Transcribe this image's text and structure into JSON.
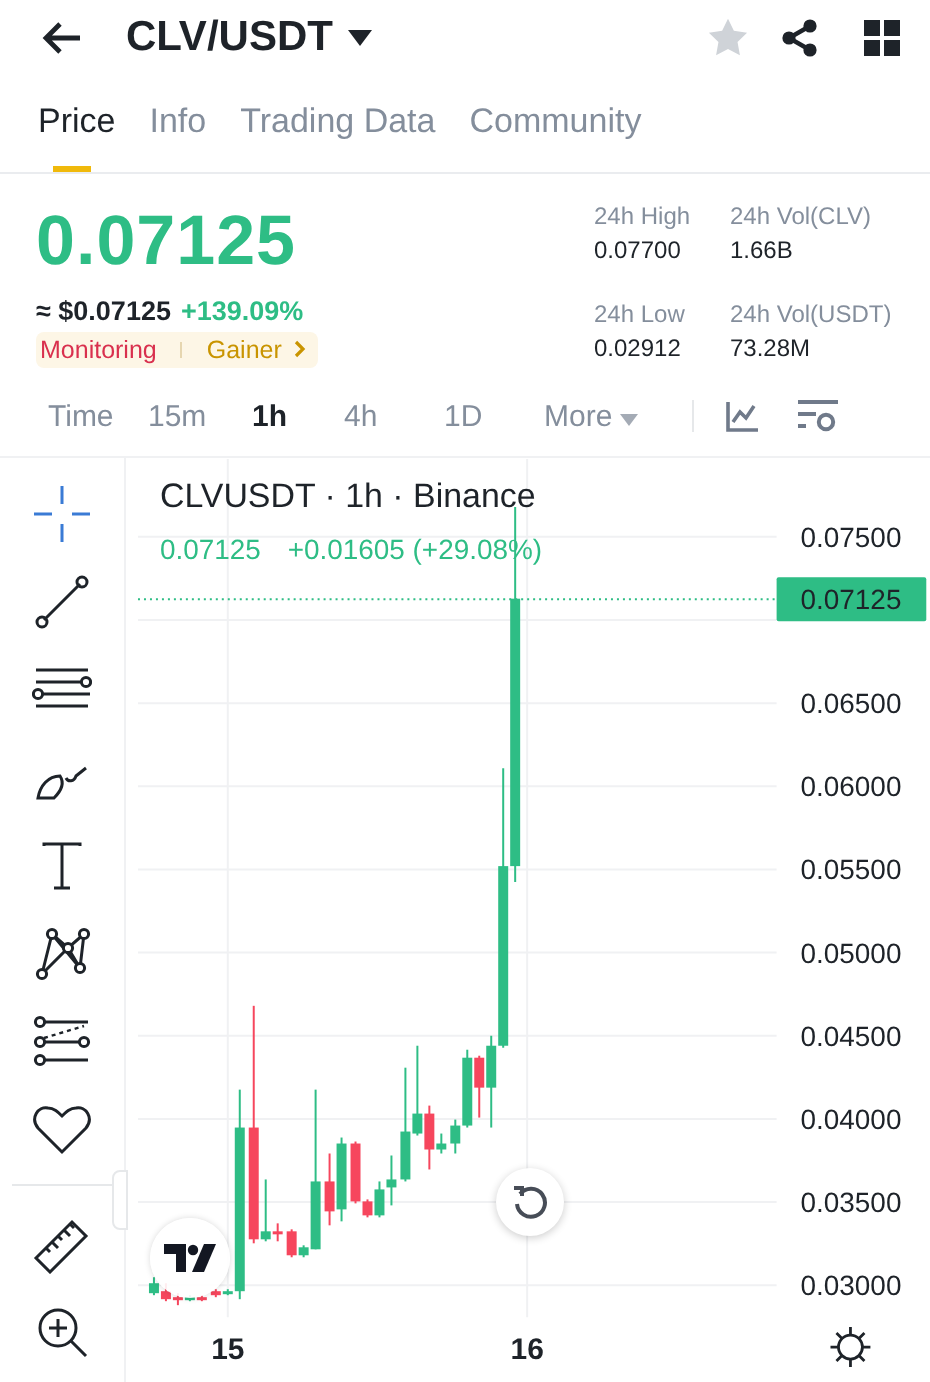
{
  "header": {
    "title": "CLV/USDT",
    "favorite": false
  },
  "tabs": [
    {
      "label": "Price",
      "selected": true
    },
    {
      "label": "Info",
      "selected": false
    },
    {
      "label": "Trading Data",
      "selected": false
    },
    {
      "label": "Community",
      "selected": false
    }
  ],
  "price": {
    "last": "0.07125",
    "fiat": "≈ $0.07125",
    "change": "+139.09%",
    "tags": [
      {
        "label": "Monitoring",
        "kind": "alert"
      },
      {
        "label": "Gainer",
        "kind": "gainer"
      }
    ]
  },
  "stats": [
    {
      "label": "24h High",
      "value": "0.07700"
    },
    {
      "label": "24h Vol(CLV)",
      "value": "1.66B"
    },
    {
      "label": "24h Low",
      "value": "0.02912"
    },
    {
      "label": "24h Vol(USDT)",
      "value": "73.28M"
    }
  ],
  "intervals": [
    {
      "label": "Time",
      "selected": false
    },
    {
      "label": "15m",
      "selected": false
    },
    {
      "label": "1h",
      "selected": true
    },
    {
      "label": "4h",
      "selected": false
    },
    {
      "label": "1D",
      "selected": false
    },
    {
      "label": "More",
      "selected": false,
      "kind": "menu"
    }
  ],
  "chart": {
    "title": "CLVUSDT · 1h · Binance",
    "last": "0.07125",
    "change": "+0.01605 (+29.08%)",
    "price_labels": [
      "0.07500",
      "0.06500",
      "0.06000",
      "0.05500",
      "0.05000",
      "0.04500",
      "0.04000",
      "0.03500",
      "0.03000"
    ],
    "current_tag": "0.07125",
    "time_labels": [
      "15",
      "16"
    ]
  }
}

--------------------------------

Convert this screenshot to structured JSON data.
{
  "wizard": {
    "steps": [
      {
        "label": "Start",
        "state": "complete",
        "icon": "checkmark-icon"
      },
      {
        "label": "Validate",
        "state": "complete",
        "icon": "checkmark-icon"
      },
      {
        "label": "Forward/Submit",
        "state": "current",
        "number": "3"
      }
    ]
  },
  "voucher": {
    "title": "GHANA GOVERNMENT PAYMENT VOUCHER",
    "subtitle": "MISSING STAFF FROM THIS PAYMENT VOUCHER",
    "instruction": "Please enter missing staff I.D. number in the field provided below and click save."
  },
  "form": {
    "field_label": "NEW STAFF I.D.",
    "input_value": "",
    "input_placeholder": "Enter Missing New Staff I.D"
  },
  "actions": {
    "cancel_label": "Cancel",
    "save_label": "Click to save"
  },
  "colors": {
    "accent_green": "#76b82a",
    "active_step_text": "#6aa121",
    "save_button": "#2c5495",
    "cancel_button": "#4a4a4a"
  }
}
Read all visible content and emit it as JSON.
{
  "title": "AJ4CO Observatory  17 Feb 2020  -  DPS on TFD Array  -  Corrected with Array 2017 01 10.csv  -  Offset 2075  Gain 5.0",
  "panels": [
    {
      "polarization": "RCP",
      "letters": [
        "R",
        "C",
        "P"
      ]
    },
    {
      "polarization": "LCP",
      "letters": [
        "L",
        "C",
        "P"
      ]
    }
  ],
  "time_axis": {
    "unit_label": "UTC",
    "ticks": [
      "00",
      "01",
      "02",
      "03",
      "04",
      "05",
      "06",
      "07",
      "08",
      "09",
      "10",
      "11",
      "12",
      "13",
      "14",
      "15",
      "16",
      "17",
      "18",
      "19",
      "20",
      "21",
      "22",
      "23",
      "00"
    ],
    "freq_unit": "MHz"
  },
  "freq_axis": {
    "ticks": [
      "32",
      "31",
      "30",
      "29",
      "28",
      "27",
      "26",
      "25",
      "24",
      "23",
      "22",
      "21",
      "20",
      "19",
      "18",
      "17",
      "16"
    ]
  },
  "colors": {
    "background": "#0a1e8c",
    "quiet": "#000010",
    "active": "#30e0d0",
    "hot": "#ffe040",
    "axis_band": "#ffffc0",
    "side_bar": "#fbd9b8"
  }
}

--------------------------------

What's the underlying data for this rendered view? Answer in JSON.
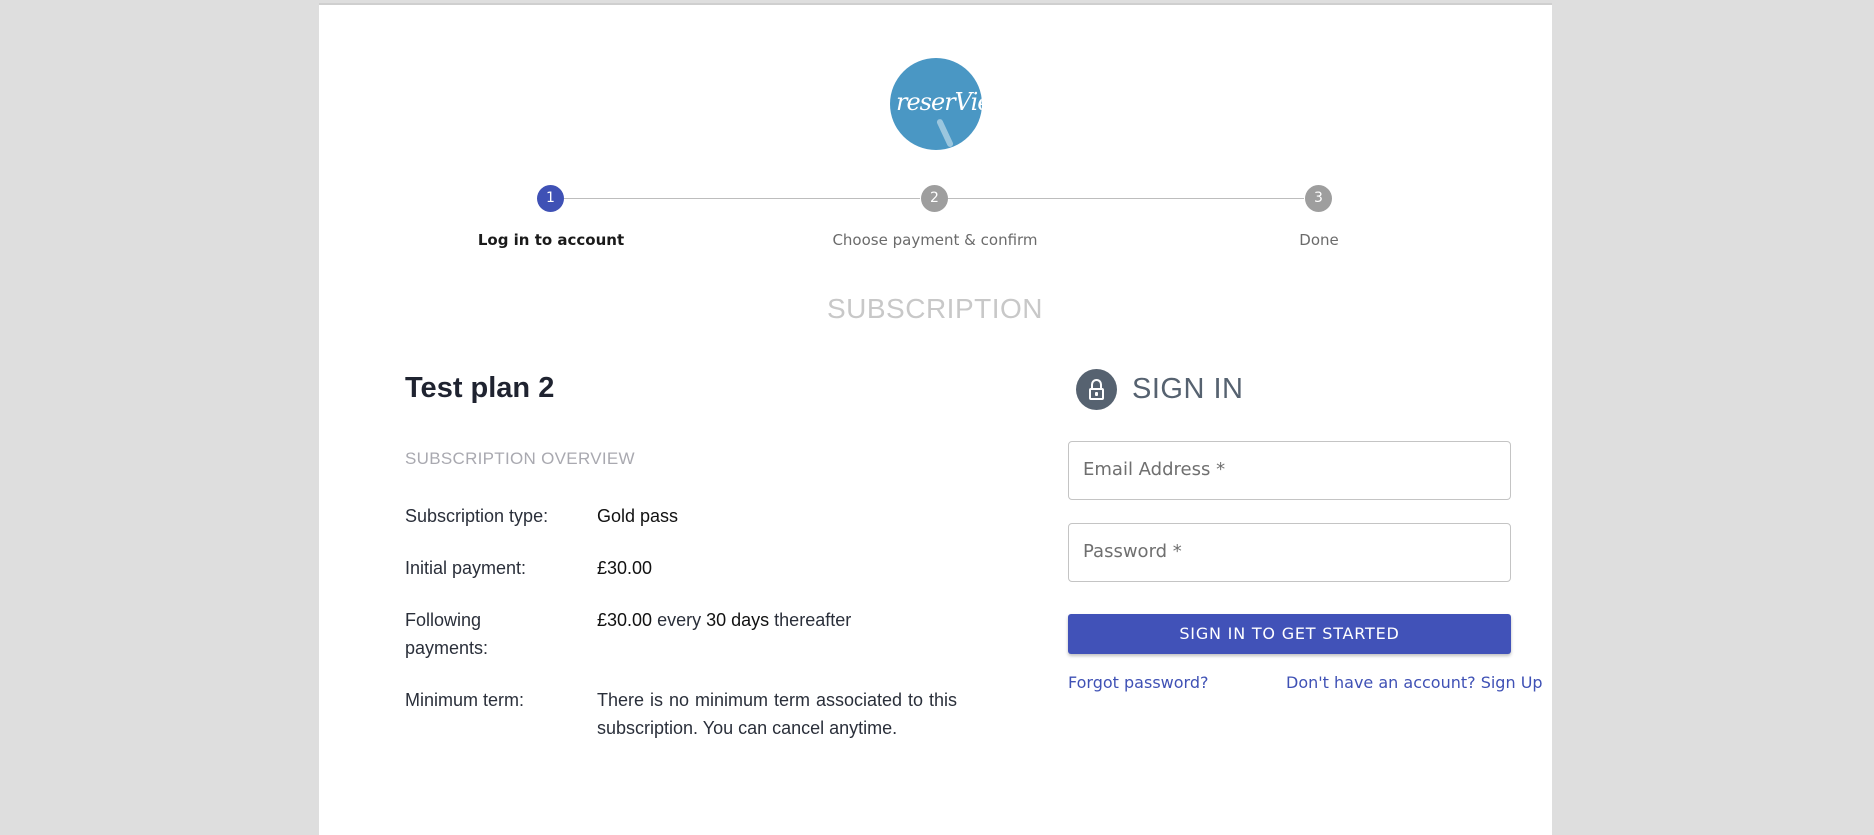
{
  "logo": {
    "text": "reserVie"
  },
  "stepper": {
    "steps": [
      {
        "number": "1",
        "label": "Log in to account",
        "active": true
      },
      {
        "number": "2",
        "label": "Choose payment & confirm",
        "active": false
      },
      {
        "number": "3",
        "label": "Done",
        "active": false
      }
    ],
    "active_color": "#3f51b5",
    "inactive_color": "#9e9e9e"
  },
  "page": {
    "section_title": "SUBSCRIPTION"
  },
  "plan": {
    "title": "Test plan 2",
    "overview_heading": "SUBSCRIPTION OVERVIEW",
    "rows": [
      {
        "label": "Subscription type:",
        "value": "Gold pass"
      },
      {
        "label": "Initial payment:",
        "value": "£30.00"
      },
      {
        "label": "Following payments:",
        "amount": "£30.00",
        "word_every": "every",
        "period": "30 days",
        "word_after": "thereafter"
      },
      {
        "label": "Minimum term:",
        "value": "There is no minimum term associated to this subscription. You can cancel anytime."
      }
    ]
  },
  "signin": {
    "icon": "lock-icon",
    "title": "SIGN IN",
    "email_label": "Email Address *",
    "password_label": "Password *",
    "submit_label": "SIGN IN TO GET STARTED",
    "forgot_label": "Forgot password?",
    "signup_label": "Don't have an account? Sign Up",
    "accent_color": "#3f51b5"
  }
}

--------------------------------

- _Request_: Show every line where the string "account" appears.

- _Response for this exercise_:
        "label": "Log in to account",
    "signup_label": "Don't have an account? Sign Up",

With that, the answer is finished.